>>>
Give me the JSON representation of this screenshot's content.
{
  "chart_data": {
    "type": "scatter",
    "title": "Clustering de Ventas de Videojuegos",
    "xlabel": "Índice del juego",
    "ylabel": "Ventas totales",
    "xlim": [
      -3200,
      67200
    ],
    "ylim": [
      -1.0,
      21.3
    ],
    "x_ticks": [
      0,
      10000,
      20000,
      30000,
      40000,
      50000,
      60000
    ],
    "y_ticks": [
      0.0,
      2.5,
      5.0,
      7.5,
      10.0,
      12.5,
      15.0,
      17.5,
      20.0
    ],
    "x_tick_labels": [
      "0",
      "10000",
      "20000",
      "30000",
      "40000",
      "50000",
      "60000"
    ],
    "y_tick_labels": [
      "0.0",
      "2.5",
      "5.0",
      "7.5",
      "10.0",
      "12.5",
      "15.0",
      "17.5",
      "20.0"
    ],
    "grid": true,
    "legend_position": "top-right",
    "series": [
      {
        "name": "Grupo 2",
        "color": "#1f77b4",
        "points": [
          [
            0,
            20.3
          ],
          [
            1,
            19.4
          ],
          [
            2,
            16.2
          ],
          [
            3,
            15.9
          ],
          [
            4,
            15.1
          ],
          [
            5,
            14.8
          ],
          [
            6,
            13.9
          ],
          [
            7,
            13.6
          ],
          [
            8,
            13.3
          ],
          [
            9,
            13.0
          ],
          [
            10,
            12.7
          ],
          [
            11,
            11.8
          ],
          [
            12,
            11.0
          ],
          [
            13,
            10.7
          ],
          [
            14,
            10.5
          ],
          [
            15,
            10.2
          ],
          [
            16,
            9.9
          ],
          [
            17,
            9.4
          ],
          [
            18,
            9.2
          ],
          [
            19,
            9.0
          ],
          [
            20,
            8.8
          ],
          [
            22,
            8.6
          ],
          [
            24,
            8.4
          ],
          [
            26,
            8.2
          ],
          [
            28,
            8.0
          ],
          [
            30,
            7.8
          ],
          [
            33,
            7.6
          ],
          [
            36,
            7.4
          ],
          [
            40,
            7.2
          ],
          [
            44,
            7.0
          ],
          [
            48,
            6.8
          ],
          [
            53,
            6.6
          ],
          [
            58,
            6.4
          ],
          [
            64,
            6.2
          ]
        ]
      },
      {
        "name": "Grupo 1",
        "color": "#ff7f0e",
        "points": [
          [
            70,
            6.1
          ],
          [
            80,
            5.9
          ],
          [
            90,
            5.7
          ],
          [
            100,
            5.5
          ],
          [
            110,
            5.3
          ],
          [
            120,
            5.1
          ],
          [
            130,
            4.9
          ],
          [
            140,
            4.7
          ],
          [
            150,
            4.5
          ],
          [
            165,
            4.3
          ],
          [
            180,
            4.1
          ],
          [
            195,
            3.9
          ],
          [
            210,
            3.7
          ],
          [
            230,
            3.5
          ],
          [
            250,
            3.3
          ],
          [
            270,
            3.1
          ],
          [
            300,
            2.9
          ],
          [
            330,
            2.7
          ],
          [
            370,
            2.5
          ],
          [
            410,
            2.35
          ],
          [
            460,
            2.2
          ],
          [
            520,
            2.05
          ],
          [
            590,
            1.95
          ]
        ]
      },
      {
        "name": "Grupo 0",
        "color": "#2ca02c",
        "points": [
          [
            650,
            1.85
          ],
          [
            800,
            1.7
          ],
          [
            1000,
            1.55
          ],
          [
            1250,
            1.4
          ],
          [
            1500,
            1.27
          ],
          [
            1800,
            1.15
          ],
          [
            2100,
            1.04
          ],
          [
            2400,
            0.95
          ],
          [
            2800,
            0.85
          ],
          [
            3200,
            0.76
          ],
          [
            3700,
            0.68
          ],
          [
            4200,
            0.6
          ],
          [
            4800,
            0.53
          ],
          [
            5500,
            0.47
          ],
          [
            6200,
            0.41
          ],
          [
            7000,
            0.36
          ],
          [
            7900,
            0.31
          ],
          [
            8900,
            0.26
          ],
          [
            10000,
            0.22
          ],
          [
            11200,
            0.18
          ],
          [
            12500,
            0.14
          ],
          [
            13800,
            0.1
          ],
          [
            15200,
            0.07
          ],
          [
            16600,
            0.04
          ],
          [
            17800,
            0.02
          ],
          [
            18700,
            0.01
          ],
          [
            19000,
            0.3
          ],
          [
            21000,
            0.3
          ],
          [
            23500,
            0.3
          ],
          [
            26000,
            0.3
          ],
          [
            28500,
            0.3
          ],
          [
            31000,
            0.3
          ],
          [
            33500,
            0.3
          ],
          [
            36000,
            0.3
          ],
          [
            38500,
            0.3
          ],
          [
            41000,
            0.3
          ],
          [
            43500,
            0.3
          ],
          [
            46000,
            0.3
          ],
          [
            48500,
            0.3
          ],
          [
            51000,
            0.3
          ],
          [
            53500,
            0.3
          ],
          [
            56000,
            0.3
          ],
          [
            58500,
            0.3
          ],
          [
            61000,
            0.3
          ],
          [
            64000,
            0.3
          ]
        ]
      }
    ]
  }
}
<<<
>>>
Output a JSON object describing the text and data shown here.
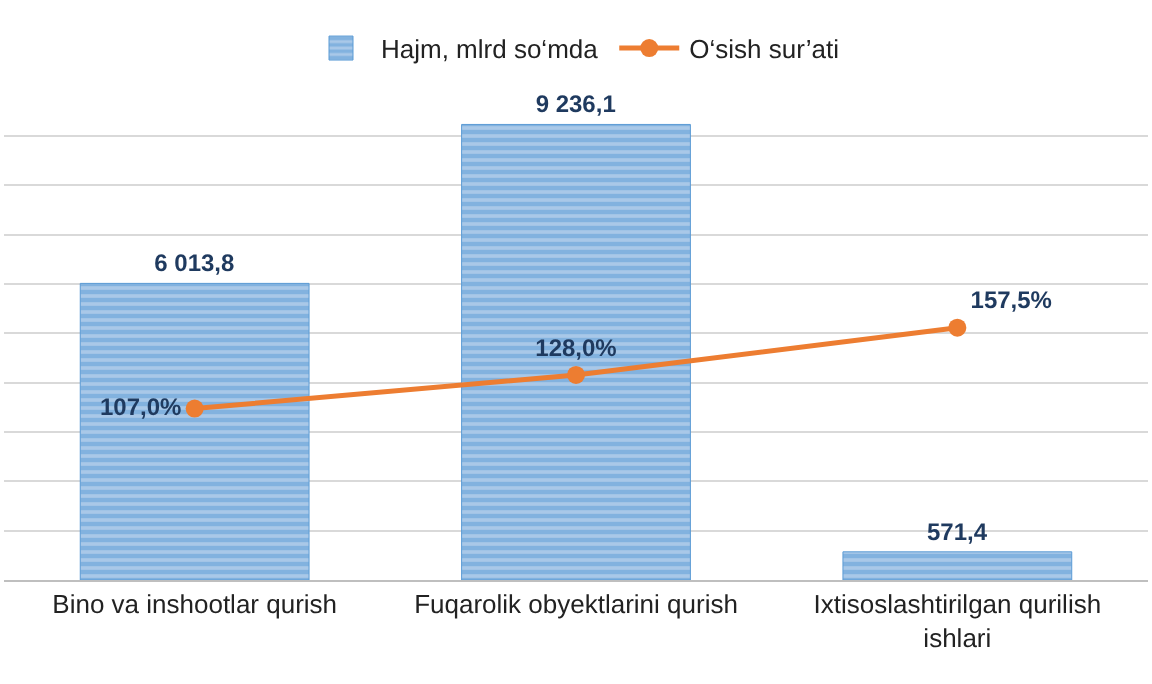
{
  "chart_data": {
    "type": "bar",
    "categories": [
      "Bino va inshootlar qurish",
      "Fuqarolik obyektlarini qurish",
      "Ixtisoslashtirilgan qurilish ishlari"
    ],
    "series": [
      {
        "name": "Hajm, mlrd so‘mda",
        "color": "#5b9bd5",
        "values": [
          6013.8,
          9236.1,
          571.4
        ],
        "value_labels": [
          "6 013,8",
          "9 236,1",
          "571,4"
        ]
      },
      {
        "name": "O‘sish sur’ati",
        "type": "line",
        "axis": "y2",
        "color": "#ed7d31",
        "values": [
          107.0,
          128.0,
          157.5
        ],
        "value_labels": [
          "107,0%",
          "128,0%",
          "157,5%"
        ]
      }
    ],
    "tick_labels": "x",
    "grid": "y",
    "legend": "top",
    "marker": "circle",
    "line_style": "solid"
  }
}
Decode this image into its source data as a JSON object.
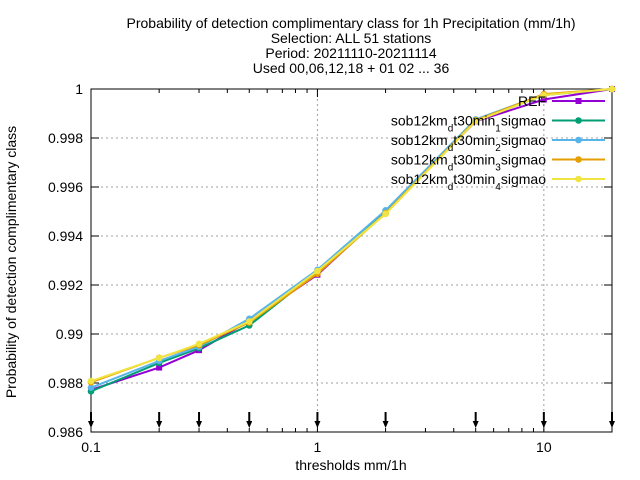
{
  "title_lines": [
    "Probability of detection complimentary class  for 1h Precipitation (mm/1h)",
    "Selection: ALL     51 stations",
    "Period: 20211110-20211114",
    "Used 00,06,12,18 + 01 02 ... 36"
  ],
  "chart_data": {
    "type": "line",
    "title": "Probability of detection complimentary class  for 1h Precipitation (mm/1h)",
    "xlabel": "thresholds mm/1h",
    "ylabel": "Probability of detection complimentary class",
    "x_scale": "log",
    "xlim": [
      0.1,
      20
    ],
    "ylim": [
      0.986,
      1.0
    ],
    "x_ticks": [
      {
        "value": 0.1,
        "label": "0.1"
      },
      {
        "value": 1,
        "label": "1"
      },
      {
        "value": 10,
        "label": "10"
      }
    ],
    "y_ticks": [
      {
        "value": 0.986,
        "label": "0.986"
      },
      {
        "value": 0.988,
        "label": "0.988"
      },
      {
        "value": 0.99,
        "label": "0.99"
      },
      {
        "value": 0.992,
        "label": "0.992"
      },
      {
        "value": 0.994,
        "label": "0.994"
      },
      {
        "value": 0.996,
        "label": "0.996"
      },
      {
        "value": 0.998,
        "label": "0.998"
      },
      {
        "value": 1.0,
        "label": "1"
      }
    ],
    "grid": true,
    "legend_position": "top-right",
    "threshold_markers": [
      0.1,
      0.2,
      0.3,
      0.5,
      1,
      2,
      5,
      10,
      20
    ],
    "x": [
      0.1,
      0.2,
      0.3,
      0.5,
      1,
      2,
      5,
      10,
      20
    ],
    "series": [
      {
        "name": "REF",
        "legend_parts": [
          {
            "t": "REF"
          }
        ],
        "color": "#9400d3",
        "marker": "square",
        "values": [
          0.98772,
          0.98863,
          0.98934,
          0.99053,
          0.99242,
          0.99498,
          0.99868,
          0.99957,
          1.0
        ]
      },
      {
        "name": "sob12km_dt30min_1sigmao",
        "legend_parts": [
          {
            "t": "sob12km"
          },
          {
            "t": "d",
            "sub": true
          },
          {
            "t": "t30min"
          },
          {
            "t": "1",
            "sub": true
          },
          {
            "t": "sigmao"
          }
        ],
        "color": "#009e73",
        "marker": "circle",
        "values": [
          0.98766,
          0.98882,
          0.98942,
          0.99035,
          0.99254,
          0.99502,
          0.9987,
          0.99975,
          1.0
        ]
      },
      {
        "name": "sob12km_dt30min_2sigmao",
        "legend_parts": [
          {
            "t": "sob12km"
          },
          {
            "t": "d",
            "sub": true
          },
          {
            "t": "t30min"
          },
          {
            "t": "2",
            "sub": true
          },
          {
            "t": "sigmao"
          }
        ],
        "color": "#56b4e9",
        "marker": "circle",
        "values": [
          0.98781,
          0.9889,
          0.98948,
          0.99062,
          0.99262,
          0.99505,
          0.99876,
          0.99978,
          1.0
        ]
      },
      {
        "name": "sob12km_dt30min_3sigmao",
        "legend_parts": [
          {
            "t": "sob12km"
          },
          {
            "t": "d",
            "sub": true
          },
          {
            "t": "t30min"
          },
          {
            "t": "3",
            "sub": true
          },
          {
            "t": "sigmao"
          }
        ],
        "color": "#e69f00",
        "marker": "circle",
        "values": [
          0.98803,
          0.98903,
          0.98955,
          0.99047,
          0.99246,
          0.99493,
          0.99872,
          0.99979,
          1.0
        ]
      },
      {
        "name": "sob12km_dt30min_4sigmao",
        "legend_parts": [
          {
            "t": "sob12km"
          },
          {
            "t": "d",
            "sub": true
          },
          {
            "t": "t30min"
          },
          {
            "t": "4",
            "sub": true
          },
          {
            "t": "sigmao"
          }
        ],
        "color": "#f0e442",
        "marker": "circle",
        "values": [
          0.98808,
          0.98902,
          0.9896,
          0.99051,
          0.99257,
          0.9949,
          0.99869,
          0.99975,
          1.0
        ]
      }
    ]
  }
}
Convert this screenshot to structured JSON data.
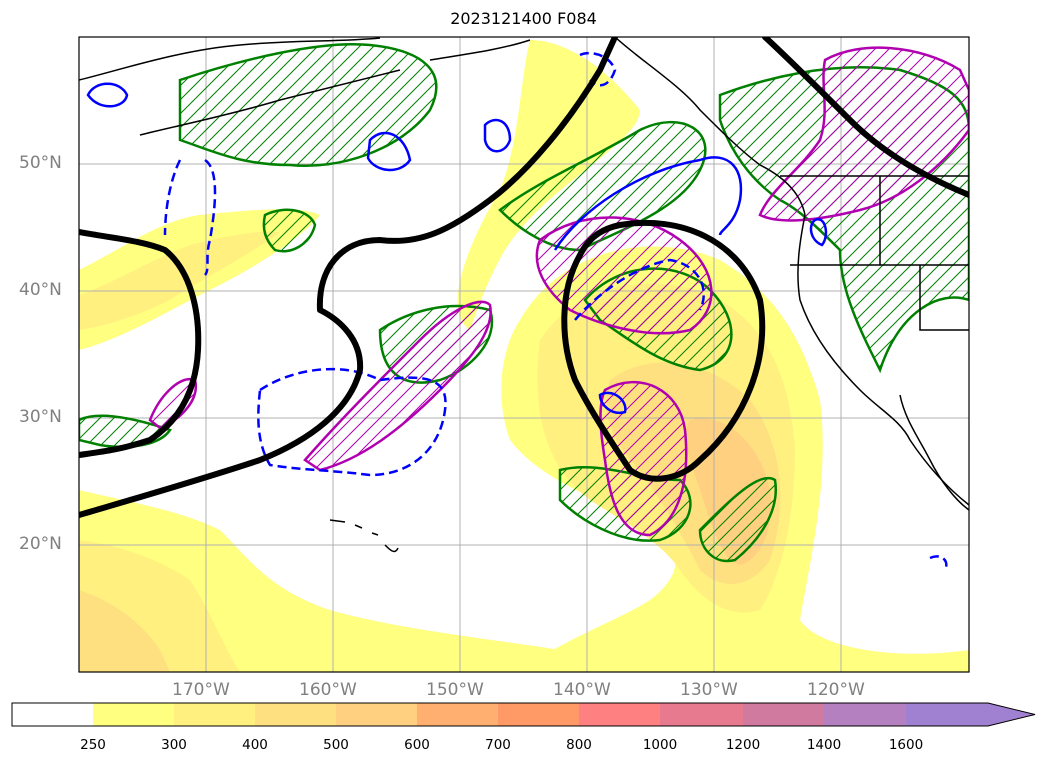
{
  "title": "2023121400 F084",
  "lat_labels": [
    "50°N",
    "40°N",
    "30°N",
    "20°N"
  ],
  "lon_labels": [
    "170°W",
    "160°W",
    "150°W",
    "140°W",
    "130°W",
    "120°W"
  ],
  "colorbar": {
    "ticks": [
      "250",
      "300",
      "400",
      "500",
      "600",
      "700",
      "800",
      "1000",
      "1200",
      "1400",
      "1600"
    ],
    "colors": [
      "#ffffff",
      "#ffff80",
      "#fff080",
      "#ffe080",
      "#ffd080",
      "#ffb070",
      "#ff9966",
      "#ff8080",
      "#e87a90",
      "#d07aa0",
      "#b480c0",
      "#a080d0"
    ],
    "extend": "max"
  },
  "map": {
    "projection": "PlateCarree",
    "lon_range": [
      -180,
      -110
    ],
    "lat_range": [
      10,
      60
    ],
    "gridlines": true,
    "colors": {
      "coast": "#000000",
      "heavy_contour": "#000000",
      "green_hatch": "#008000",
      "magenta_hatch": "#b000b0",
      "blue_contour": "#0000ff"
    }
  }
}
<<<
→ Given request
Select and copy every line of the material that holds the string "JSON".

→ Solution to the problem
Give me the JSON representation of this screenshot's content.
Output a JSON object describing the text and data shown here.
Decode this image into its source data as a JSON object.
Convert this screenshot to structured JSON data.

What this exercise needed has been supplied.